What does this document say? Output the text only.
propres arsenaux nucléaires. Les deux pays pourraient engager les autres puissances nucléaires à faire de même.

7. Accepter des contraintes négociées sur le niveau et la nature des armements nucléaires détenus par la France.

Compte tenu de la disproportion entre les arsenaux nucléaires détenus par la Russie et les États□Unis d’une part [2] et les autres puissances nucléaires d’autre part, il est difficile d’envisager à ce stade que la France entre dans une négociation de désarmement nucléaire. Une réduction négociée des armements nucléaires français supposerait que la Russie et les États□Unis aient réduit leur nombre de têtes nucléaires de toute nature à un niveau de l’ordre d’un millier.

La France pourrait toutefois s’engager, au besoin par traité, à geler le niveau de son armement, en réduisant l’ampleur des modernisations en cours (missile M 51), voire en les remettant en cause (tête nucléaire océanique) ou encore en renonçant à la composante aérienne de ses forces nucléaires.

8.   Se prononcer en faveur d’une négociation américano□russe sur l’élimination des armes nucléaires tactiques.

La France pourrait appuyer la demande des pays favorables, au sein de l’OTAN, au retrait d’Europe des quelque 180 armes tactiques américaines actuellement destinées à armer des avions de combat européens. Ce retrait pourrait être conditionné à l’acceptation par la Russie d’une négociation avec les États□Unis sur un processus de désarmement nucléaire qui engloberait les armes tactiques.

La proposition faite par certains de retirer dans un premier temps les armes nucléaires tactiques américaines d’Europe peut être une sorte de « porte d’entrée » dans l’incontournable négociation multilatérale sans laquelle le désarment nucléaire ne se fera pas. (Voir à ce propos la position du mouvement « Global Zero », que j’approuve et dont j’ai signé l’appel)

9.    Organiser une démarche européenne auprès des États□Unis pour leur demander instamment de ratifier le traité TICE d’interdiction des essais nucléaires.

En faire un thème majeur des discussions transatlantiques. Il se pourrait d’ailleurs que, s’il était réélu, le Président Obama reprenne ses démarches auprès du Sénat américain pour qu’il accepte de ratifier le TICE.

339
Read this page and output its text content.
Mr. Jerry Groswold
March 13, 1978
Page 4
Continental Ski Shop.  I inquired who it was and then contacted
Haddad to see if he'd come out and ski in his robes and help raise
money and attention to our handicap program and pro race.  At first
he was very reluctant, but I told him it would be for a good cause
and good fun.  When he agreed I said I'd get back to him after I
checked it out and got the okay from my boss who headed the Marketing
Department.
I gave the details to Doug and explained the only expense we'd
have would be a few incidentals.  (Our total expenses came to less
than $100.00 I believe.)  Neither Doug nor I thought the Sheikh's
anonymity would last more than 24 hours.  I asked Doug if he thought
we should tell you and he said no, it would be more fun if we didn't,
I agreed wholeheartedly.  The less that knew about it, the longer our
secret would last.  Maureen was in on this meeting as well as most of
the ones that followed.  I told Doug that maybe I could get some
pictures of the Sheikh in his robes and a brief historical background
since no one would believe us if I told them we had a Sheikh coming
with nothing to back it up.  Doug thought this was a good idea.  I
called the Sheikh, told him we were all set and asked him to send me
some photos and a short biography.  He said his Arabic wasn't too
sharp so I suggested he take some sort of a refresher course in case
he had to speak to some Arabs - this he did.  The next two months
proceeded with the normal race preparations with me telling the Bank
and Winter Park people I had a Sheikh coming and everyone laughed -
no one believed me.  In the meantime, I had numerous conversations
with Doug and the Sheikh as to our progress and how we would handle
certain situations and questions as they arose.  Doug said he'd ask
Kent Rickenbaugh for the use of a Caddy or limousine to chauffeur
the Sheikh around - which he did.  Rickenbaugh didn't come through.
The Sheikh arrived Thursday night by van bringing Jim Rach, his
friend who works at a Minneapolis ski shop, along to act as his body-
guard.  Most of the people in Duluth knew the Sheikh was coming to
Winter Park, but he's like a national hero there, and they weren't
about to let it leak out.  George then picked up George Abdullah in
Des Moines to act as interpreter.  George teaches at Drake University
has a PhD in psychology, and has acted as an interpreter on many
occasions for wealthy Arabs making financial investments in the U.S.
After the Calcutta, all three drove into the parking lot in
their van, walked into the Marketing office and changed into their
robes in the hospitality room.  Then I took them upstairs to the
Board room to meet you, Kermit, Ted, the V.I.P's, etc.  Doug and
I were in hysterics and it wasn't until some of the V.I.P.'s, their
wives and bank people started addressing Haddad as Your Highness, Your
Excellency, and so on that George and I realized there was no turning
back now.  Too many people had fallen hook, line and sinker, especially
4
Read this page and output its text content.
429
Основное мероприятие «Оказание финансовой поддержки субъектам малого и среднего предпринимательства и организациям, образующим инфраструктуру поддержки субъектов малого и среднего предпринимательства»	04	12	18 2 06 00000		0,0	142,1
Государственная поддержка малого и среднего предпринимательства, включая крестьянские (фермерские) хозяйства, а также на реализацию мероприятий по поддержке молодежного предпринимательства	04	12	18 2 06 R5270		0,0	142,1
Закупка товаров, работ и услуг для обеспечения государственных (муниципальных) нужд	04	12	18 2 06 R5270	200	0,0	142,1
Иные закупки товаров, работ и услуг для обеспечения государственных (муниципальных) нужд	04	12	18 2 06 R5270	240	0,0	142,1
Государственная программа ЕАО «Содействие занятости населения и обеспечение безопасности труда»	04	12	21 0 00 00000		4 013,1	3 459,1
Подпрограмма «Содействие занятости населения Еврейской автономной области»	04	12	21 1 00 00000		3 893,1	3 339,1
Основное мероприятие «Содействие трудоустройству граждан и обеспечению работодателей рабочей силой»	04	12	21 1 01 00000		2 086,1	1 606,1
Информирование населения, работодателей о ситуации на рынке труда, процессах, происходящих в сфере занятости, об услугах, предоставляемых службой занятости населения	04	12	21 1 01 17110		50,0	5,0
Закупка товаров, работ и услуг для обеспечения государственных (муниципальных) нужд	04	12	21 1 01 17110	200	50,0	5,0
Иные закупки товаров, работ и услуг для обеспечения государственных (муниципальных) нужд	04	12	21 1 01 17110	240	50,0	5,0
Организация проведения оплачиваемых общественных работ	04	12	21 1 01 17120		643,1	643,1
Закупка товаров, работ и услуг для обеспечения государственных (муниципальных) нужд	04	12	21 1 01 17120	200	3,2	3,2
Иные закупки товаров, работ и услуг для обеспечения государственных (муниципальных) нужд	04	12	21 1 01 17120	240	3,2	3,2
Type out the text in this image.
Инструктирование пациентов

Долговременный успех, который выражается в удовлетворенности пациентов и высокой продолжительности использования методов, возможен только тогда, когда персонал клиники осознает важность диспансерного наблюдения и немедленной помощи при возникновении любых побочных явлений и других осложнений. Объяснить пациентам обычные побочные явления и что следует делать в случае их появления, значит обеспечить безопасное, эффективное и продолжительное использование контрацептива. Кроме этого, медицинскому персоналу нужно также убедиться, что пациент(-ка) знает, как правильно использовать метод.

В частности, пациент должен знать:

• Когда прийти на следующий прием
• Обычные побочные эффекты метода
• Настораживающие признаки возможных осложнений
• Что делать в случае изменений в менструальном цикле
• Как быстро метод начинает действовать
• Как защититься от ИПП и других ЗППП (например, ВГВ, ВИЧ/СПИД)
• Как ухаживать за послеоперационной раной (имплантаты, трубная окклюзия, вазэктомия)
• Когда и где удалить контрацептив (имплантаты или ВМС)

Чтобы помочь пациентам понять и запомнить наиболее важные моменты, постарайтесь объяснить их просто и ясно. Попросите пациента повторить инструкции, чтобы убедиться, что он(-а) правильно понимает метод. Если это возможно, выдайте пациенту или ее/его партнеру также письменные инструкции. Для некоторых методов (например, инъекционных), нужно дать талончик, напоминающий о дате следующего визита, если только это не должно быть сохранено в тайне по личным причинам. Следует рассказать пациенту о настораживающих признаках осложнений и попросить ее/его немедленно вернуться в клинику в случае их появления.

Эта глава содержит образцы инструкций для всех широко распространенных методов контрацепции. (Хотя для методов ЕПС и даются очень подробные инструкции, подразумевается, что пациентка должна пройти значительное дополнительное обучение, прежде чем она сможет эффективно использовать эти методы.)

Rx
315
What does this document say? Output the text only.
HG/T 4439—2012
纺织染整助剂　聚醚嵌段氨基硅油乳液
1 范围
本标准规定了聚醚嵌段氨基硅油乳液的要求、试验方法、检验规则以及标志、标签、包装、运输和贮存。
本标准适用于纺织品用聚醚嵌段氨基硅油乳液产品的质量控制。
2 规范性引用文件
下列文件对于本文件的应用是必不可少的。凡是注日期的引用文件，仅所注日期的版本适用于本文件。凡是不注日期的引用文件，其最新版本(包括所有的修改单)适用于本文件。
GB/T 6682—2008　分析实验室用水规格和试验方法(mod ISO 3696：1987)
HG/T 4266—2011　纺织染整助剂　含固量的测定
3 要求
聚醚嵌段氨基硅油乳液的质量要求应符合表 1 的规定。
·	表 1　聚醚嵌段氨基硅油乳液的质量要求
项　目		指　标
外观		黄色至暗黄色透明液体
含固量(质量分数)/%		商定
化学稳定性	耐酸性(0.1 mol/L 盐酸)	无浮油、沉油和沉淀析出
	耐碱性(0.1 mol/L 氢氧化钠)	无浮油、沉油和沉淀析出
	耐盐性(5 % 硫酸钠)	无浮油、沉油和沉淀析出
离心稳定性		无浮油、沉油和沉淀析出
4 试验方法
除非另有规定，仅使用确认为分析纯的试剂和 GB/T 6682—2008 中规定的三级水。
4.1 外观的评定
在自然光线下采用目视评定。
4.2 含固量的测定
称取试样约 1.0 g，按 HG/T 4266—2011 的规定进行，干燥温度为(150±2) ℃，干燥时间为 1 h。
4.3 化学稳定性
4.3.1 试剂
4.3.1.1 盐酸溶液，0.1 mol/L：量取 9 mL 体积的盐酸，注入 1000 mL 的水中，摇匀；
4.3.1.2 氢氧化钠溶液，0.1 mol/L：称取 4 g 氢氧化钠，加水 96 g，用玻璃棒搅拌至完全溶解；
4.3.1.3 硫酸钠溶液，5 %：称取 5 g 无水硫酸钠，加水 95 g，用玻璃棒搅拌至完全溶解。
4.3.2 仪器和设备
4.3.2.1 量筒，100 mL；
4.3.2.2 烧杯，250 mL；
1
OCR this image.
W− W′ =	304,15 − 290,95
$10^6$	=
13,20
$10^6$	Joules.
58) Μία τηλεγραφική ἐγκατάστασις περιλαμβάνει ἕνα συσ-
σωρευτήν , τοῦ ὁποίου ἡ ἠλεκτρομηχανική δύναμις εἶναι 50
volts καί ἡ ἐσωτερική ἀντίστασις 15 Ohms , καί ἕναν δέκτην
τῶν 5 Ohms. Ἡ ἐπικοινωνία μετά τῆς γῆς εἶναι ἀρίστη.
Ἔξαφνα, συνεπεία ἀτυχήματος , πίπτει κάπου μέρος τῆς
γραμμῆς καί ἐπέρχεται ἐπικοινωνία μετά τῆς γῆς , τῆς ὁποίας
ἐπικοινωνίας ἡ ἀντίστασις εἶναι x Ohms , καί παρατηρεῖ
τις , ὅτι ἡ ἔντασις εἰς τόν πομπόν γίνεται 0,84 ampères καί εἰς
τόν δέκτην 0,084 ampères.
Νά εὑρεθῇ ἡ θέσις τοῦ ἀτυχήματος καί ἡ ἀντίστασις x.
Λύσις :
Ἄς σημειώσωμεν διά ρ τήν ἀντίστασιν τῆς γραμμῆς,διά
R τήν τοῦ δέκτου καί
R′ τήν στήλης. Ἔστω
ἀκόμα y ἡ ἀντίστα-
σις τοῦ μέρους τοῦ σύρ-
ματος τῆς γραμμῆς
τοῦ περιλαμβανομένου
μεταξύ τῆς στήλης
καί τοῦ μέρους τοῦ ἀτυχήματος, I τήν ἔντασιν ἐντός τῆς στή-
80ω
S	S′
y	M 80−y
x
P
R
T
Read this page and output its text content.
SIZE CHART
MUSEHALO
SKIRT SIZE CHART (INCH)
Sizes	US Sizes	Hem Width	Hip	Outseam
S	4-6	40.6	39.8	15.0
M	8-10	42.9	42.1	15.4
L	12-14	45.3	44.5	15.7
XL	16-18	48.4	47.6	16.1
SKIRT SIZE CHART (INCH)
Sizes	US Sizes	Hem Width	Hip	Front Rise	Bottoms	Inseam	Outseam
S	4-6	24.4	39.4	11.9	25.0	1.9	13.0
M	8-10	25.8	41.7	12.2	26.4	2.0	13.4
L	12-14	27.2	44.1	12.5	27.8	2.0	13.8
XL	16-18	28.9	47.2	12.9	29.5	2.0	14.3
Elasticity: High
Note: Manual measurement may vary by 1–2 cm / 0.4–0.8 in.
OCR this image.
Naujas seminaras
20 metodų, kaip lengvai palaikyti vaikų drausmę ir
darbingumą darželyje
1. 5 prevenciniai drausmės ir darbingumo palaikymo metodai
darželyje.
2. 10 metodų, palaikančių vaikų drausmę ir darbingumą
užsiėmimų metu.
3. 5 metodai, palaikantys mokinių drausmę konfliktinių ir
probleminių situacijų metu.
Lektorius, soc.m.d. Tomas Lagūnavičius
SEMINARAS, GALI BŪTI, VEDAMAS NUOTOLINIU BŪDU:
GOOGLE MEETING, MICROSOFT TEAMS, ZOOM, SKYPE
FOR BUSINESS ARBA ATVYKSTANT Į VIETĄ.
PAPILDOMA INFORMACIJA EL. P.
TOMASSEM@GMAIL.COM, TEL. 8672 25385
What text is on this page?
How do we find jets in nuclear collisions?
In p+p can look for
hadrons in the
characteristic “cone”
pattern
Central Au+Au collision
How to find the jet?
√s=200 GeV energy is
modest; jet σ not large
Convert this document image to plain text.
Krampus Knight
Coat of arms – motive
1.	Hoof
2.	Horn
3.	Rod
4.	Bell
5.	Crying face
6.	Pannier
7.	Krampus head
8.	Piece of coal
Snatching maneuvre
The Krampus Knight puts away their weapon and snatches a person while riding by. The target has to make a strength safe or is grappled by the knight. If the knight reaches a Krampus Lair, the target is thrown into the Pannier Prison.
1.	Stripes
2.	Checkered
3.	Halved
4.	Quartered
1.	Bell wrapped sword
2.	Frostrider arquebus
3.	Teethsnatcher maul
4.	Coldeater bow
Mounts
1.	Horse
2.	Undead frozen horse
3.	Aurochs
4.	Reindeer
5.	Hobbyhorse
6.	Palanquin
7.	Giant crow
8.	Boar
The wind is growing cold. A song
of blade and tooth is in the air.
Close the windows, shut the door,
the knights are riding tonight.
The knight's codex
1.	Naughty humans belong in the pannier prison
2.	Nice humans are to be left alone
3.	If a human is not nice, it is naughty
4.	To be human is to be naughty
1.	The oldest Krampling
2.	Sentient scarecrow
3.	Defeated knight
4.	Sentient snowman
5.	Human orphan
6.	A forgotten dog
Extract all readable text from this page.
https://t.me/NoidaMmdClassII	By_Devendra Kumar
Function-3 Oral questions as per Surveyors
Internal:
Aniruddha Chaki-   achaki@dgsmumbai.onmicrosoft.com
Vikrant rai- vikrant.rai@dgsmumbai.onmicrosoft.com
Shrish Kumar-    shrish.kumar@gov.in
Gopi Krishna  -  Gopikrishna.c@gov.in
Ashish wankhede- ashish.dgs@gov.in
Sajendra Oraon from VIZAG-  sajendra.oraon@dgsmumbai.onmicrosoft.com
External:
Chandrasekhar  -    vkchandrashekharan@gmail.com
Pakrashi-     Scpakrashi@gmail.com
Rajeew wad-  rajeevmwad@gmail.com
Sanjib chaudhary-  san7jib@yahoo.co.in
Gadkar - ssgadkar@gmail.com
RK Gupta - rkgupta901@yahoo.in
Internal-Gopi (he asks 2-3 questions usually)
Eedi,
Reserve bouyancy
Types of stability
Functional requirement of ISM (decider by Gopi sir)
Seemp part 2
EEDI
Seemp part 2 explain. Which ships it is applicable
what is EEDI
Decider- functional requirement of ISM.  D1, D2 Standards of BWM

== Goal ==
Look over the listing above. Pick out and copy every line that includes "ἀτυχήματος".

== Finished task ==
Ἔξαφνα, συνεπεία ἀτυχήματος , πίπτει κάπου μέρος τῆς
Νά εὑρεθῇ ἡ θέσις τοῦ ἀτυχήματος καί ἡ ἀντίστασις x.
καί τοῦ μέρους τοῦ ἀτυχήματος, I τήν ἔντασιν ἐντός τῆς στή-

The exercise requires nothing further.